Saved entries
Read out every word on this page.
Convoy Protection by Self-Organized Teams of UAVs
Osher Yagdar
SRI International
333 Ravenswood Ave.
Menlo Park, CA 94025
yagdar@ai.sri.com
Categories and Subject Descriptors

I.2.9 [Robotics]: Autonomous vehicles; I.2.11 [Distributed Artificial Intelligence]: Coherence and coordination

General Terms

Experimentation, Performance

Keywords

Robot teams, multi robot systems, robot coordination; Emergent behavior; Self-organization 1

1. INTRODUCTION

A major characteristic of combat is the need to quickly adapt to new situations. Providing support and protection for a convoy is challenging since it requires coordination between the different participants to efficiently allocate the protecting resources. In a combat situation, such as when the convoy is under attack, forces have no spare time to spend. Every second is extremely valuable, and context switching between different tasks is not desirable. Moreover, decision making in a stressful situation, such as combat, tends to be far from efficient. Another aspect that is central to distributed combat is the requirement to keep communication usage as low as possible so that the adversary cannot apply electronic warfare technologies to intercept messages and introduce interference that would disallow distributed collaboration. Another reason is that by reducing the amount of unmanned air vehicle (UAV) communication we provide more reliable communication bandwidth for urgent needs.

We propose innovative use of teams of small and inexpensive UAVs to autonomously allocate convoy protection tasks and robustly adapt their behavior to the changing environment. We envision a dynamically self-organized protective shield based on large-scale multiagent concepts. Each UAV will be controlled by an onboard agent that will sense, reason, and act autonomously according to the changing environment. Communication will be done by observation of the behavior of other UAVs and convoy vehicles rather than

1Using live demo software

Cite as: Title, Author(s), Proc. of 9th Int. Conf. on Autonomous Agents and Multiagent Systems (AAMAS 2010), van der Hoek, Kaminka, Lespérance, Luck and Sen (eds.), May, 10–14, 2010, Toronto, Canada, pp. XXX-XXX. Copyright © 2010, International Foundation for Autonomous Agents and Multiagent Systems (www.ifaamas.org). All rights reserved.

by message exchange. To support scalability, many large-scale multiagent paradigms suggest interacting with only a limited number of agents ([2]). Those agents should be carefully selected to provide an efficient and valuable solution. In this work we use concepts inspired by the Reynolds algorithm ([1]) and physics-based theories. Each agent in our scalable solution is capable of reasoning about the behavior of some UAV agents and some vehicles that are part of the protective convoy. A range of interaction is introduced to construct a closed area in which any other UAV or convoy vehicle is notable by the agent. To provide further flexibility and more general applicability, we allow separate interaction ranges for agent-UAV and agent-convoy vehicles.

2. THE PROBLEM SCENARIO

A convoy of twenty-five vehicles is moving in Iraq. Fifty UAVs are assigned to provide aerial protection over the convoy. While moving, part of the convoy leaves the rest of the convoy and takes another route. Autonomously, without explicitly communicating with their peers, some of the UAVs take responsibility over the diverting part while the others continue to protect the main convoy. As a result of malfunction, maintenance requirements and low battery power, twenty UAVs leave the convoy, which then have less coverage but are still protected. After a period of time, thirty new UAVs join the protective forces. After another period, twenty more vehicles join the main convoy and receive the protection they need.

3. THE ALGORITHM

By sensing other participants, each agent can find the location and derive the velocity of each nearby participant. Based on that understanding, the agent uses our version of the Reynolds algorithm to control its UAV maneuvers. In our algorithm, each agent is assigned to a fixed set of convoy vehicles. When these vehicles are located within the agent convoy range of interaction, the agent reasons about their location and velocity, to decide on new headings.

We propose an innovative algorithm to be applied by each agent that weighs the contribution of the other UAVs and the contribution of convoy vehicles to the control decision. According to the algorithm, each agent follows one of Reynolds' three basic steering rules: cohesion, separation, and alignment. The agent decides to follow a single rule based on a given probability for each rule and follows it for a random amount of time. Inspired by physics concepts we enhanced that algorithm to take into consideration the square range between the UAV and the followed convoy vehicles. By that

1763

### [DESCRIPTION OF THE TASK]
Pick out the lines above that hold the string "coordination" and show them.

### [RESPONSE TO THE TASK]
I.2.9 [Robotics]: Autonomous vehicles; I.2.11 [Distributed Artificial Intelligence]: Coherence and coordination
Robot teams, multi robot systems, robot coordination; Emergent behavior; Self-organization 1
A major characteristic of combat is the need to quickly adapt to new situations. Providing support and protection for a convoy is challenging since it requires coordination between the different participants to efficiently allocate the protecting resources. In a combat situation, such as when the convoy is under attack, forces have no spare time to spend. Every second is extremely valuable, and context switching between different tasks is not desirable. Moreover, decision making in a stressful situation, such as combat, tends to be far from efficient. Another aspect that is central to distributed combat is the requirement to keep communication usage as low as possible so that the adversary cannot apply electronic warfare technologies to intercept messages and introduce interference that would disallow distributed collaboration. Another reason is that by reducing the amount of unmanned air vehicle (UAV) communication we provide more reliable communication bandwidth for urgent needs.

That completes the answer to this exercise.